(Stored dataset items)
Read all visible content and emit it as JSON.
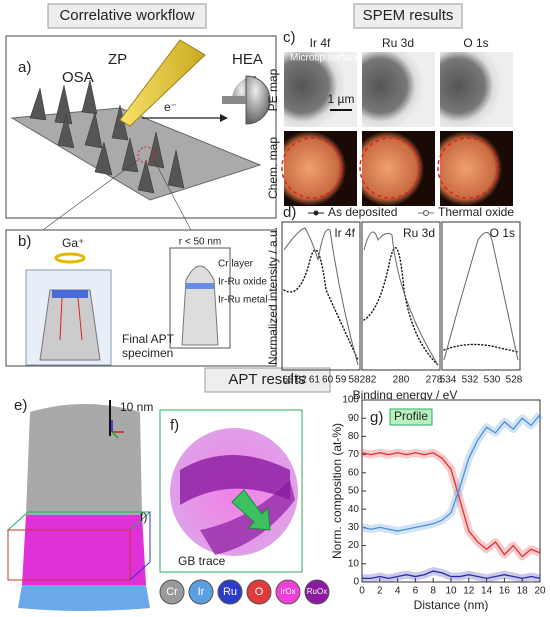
{
  "headers": {
    "workflow": "Correlative workflow",
    "spem": "SPEM results",
    "apt": "APT results"
  },
  "panel_a": {
    "label": "a)",
    "zp": "ZP",
    "osa": "OSA",
    "electron": "e⁻",
    "hea": "HEA"
  },
  "panel_b": {
    "label": "b)",
    "ion": "Ga⁺",
    "radius": "r < 50 nm",
    "layers": [
      "Cr layer",
      "Ir-Ru oxide",
      "Ir-Ru metal"
    ],
    "specimen": [
      "Final APT",
      "specimen"
    ]
  },
  "panel_c": {
    "label": "c)",
    "columns": [
      "Ir 4f",
      "Ru 3d",
      "O 1s"
    ],
    "rows": [
      "PE map",
      "Chem. map"
    ],
    "annotation": "Microtip surface",
    "scale_bar": "1 µm"
  },
  "panel_d": {
    "label": "d)",
    "legend": [
      "As deposited",
      "Thermal oxide"
    ],
    "panels": [
      {
        "name": "Ir 4f",
        "ticks": [
          63,
          62,
          61,
          60,
          59,
          58
        ]
      },
      {
        "name": "Ru 3d",
        "ticks": [
          282,
          280,
          278
        ]
      },
      {
        "name": "O 1s",
        "ticks": [
          534,
          532,
          530,
          528
        ]
      }
    ],
    "x_label": "Binding energy / eV",
    "y_label": "Normalized intensity / a.u."
  },
  "panel_e": {
    "label": "e)",
    "scale_bar": "10 nm",
    "ref": "f)"
  },
  "panel_f": {
    "label": "f)",
    "annotation": "GB trace"
  },
  "legend": [
    {
      "name": "Cr",
      "color": "#9a9a9a"
    },
    {
      "name": "Ir",
      "color": "#5aa0e0"
    },
    {
      "name": "Ru",
      "color": "#2a3cc8"
    },
    {
      "name": "O",
      "color": "#e03a3a"
    },
    {
      "name": "IrOx",
      "color": "#f040d8"
    },
    {
      "name": "RuOx",
      "color": "#8a1aa0"
    }
  ],
  "chart_data": {
    "type": "line",
    "title": "g)",
    "annotation": "Profile",
    "x_label": "Distance (nm)",
    "y_label": "Norm. composition (at-%)",
    "x": [
      0,
      1,
      2,
      3,
      4,
      5,
      6,
      7,
      8,
      9,
      10,
      11,
      12,
      13,
      14,
      15,
      16,
      17,
      18,
      19,
      20
    ],
    "series": [
      {
        "color": "#e03030",
        "values": [
          71,
          70,
          71,
          70,
          71,
          70,
          71,
          70,
          71,
          68,
          62,
          45,
          28,
          22,
          18,
          22,
          15,
          20,
          14,
          18,
          16
        ]
      },
      {
        "color": "#4a90d9",
        "values": [
          30,
          29,
          30,
          29,
          28,
          29,
          30,
          31,
          32,
          34,
          38,
          52,
          68,
          78,
          85,
          82,
          88,
          84,
          90,
          86,
          92
        ]
      },
      {
        "color": "#2a2aa8",
        "values": [
          2,
          2,
          3,
          2,
          3,
          4,
          3,
          4,
          6,
          5,
          3,
          3,
          4,
          3,
          2,
          3,
          4,
          3,
          2,
          3,
          2
        ]
      }
    ],
    "xlim": [
      0,
      20
    ],
    "ylim": [
      0,
      100
    ],
    "xticks": [
      0,
      2,
      4,
      6,
      8,
      10,
      12,
      14,
      16,
      18,
      20
    ],
    "yticks": [
      0,
      10,
      20,
      30,
      40,
      50,
      60,
      70,
      80,
      90,
      100
    ]
  }
}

▶ **EXERCISE INSTRUCTIONS**: In your copy, repeat each record exactly and include no pictures.

▶ **RESULT OF THE TASK**:
Read all visible content and emit it as JSON.
{
  "headers": {
    "workflow": "Correlative workflow",
    "spem": "SPEM results",
    "apt": "APT results"
  },
  "panel_a": {
    "label": "a)",
    "zp": "ZP",
    "osa": "OSA",
    "electron": "e⁻",
    "hea": "HEA"
  },
  "panel_b": {
    "label": "b)",
    "ion": "Ga⁺",
    "radius": "r < 50 nm",
    "layers": [
      "Cr layer",
      "Ir-Ru oxide",
      "Ir-Ru metal"
    ],
    "specimen": [
      "Final APT",
      "specimen"
    ]
  },
  "panel_c": {
    "label": "c)",
    "columns": [
      "Ir 4f",
      "Ru 3d",
      "O 1s"
    ],
    "rows": [
      "PE map",
      "Chem. map"
    ],
    "annotation": "Microtip surface",
    "scale_bar": "1 µm"
  },
  "panel_d": {
    "label": "d)",
    "legend": [
      "As deposited",
      "Thermal oxide"
    ],
    "panels": [
      {
        "name": "Ir 4f",
        "ticks": [
          63,
          62,
          61,
          60,
          59,
          58
        ]
      },
      {
        "name": "Ru 3d",
        "ticks": [
          282,
          280,
          278
        ]
      },
      {
        "name": "O 1s",
        "ticks": [
          534,
          532,
          530,
          528
        ]
      }
    ],
    "x_label": "Binding energy / eV",
    "y_label": "Normalized intensity / a.u."
  },
  "panel_e": {
    "label": "e)",
    "scale_bar": "10 nm",
    "ref": "f)"
  },
  "panel_f": {
    "label": "f)",
    "annotation": "GB trace"
  },
  "legend": [
    {
      "name": "Cr",
      "color": "#9a9a9a"
    },
    {
      "name": "Ir",
      "color": "#5aa0e0"
    },
    {
      "name": "Ru",
      "color": "#2a3cc8"
    },
    {
      "name": "O",
      "color": "#e03a3a"
    },
    {
      "name": "IrOx",
      "color": "#f040d8"
    },
    {
      "name": "RuOx",
      "color": "#8a1aa0"
    }
  ],
  "chart_data": {
    "type": "line",
    "title": "g)",
    "annotation": "Profile",
    "x_label": "Distance (nm)",
    "y_label": "Norm. composition (at-%)",
    "x": [
      0,
      1,
      2,
      3,
      4,
      5,
      6,
      7,
      8,
      9,
      10,
      11,
      12,
      13,
      14,
      15,
      16,
      17,
      18,
      19,
      20
    ],
    "series": [
      {
        "color": "#e03030",
        "values": [
          71,
          70,
          71,
          70,
          71,
          70,
          71,
          70,
          71,
          68,
          62,
          45,
          28,
          22,
          18,
          22,
          15,
          20,
          14,
          18,
          16
        ]
      },
      {
        "color": "#4a90d9",
        "values": [
          30,
          29,
          30,
          29,
          28,
          29,
          30,
          31,
          32,
          34,
          38,
          52,
          68,
          78,
          85,
          82,
          88,
          84,
          90,
          86,
          92
        ]
      },
      {
        "color": "#2a2aa8",
        "values": [
          2,
          2,
          3,
          2,
          3,
          4,
          3,
          4,
          6,
          5,
          3,
          3,
          4,
          3,
          2,
          3,
          4,
          3,
          2,
          3,
          2
        ]
      }
    ],
    "xlim": [
      0,
      20
    ],
    "ylim": [
      0,
      100
    ],
    "xticks": [
      0,
      2,
      4,
      6,
      8,
      10,
      12,
      14,
      16,
      18,
      20
    ],
    "yticks": [
      0,
      10,
      20,
      30,
      40,
      50,
      60,
      70,
      80,
      90,
      100
    ]
  }
}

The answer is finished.